+++ Record list +++

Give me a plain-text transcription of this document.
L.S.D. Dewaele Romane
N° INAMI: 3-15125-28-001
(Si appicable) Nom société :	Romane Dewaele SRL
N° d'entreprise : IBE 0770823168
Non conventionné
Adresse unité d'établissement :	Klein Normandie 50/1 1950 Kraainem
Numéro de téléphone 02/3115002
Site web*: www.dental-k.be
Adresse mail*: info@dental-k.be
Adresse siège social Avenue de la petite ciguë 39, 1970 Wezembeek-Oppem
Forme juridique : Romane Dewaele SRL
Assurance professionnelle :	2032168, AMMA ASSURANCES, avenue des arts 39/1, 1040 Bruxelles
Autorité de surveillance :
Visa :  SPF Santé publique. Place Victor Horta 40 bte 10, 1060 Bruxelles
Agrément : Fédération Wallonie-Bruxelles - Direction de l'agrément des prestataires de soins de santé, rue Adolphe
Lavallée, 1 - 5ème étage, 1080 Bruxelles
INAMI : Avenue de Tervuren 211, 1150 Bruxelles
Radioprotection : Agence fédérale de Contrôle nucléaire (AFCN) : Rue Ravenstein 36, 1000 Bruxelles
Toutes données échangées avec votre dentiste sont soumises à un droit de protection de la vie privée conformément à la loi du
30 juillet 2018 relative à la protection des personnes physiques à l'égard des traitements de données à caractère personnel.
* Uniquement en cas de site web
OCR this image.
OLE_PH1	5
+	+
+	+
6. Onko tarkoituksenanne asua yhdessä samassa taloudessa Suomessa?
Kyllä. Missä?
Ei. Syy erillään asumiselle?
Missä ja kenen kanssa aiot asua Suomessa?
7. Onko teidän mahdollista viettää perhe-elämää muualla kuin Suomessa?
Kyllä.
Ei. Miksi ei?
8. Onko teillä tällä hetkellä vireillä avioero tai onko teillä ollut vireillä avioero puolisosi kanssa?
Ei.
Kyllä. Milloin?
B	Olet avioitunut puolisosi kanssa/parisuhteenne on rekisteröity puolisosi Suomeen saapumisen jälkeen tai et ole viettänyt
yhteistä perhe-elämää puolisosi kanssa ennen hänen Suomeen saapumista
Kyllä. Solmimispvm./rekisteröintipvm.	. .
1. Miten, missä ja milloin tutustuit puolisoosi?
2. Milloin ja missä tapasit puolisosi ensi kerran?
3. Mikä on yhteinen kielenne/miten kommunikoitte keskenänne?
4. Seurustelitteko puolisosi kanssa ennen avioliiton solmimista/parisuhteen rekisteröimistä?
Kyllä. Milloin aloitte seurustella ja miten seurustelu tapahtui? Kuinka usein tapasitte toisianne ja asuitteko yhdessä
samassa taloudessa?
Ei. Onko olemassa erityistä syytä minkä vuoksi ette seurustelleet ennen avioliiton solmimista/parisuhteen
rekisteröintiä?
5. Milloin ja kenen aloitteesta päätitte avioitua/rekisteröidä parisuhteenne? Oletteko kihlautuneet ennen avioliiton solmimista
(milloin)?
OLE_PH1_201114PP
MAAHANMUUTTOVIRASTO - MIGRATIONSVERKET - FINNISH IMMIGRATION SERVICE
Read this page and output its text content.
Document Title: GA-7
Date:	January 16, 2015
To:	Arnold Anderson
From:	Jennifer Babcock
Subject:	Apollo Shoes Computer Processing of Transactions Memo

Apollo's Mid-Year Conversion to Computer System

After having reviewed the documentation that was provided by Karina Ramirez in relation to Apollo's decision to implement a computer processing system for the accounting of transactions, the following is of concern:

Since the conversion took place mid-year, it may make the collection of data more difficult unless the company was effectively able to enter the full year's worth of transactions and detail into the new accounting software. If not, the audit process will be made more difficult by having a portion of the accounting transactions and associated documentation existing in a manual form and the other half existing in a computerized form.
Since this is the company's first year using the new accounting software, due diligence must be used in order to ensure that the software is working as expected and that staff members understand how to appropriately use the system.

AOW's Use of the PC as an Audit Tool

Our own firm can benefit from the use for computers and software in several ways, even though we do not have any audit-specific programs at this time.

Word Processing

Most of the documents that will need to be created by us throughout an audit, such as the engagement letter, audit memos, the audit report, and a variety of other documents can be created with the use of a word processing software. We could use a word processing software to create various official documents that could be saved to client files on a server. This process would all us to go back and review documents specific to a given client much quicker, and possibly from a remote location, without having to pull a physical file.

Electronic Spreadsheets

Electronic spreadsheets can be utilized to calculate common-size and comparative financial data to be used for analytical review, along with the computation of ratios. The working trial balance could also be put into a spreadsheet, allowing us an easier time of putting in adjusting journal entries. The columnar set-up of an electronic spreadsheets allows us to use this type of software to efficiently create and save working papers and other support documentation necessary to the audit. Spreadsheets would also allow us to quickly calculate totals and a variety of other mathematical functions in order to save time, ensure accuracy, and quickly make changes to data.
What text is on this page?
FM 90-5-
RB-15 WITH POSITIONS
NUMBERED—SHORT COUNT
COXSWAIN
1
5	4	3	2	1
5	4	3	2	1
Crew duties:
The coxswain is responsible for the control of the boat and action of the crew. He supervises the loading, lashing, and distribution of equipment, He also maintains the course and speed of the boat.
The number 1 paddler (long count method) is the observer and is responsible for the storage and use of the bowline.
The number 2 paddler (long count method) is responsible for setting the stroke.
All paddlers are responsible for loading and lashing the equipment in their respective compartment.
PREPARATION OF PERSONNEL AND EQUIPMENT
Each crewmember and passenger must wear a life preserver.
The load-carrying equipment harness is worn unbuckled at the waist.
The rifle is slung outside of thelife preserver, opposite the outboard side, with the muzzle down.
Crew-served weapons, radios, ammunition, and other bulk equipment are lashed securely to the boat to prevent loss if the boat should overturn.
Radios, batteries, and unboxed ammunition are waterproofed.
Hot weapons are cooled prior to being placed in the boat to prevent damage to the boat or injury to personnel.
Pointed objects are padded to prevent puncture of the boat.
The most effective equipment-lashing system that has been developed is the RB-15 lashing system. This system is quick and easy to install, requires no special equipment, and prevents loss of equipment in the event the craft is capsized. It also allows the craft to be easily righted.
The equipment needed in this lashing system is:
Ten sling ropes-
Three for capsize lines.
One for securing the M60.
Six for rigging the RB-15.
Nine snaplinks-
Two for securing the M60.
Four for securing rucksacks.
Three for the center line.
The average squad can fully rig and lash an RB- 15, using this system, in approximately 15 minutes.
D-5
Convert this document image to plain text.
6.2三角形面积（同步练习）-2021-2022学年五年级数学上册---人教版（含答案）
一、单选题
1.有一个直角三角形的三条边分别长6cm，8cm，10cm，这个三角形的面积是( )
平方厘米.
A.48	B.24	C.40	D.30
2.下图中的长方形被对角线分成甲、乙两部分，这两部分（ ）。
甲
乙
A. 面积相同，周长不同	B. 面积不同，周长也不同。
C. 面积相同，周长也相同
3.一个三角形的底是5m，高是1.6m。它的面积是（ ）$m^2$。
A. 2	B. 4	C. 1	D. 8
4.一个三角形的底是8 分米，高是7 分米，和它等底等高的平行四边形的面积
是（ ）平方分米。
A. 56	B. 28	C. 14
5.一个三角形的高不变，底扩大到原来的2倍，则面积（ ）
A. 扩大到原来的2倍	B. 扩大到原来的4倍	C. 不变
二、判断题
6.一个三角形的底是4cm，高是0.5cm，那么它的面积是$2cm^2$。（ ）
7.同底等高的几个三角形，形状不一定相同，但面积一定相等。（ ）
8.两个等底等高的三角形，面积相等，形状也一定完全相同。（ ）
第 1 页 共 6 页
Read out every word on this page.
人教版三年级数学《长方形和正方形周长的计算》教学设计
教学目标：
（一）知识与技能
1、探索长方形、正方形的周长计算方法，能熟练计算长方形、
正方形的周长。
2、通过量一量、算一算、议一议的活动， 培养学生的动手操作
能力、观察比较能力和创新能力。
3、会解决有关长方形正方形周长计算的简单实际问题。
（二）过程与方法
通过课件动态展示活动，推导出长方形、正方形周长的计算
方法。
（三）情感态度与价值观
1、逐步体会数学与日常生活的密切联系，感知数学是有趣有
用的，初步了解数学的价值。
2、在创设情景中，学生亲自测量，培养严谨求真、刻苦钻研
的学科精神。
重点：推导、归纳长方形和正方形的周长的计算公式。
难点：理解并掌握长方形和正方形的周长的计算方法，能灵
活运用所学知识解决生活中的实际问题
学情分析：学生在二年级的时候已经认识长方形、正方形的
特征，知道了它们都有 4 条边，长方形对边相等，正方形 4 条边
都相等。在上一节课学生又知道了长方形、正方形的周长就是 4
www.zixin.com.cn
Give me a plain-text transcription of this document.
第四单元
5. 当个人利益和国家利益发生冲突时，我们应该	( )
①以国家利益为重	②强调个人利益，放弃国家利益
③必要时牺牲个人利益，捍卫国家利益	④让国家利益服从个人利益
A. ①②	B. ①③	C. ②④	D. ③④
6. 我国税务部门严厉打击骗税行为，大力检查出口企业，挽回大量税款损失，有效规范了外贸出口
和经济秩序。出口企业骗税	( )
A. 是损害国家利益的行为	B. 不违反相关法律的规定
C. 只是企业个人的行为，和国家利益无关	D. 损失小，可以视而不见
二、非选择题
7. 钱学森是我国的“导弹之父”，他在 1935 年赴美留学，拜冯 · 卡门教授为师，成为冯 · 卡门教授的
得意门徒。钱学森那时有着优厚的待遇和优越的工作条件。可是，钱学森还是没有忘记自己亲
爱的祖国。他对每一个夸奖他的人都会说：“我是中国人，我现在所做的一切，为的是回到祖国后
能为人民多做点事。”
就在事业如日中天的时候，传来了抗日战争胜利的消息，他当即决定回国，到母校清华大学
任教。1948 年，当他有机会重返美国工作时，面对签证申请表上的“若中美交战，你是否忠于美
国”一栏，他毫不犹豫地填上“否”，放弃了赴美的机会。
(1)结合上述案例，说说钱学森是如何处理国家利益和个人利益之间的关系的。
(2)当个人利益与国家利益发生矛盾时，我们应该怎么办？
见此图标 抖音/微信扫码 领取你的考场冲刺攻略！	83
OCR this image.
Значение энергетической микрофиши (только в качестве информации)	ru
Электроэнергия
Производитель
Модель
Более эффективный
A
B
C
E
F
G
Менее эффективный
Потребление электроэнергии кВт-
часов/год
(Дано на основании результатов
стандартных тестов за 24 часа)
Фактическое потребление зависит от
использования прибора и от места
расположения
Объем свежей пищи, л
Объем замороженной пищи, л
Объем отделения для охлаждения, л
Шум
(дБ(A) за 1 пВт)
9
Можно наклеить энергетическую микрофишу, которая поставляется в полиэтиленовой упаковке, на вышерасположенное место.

+++

*The problem*
Go through the listing above and work out how many lines contain the string "Suomeen". Reply with the number alone.

*Response to the exercise*
2